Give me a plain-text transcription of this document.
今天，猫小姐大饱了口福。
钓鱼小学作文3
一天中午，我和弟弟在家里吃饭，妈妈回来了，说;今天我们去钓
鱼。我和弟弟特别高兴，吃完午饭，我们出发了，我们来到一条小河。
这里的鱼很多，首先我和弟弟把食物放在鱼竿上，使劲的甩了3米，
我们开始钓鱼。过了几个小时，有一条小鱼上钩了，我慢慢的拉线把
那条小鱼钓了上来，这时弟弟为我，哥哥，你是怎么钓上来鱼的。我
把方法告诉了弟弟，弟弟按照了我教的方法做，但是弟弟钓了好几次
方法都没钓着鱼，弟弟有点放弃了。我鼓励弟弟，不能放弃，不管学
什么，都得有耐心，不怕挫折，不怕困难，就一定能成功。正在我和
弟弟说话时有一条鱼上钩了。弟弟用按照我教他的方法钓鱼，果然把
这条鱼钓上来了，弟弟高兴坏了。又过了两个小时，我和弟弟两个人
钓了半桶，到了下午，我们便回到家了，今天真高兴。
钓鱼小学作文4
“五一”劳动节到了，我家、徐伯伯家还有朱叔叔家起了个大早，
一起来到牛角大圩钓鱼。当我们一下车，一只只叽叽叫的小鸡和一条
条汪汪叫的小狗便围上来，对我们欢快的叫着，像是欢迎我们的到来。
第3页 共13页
- - -
--- WHAT YOU ARE ASKED TO DO ---
Please reproduce the entire listing, exactly as shown.

--- TASK ANSWER ---
Give me a plain-text transcription of this document.
今天，猫小姐大饱了口福。
钓鱼小学作文3
一天中午，我和弟弟在家里吃饭，妈妈回来了，说;今天我们去钓
鱼。我和弟弟特别高兴，吃完午饭，我们出发了，我们来到一条小河。
这里的鱼很多，首先我和弟弟把食物放在鱼竿上，使劲的甩了3米，
我们开始钓鱼。过了几个小时，有一条小鱼上钩了，我慢慢的拉线把
那条小鱼钓了上来，这时弟弟为我，哥哥，你是怎么钓上来鱼的。我
把方法告诉了弟弟，弟弟按照了我教的方法做，但是弟弟钓了好几次
方法都没钓着鱼，弟弟有点放弃了。我鼓励弟弟，不能放弃，不管学
什么，都得有耐心，不怕挫折，不怕困难，就一定能成功。正在我和
弟弟说话时有一条鱼上钩了。弟弟用按照我教他的方法钓鱼，果然把
这条鱼钓上来了，弟弟高兴坏了。又过了两个小时，我和弟弟两个人
钓了半桶，到了下午，我们便回到家了，今天真高兴。
钓鱼小学作文4
“五一”劳动节到了，我家、徐伯伯家还有朱叔叔家起了个大早，
一起来到牛角大圩钓鱼。当我们一下车，一只只叽叽叫的小鸡和一条
条汪汪叫的小狗便围上来，对我们欢快的叫着，像是欢迎我们的到来。
第3页 共13页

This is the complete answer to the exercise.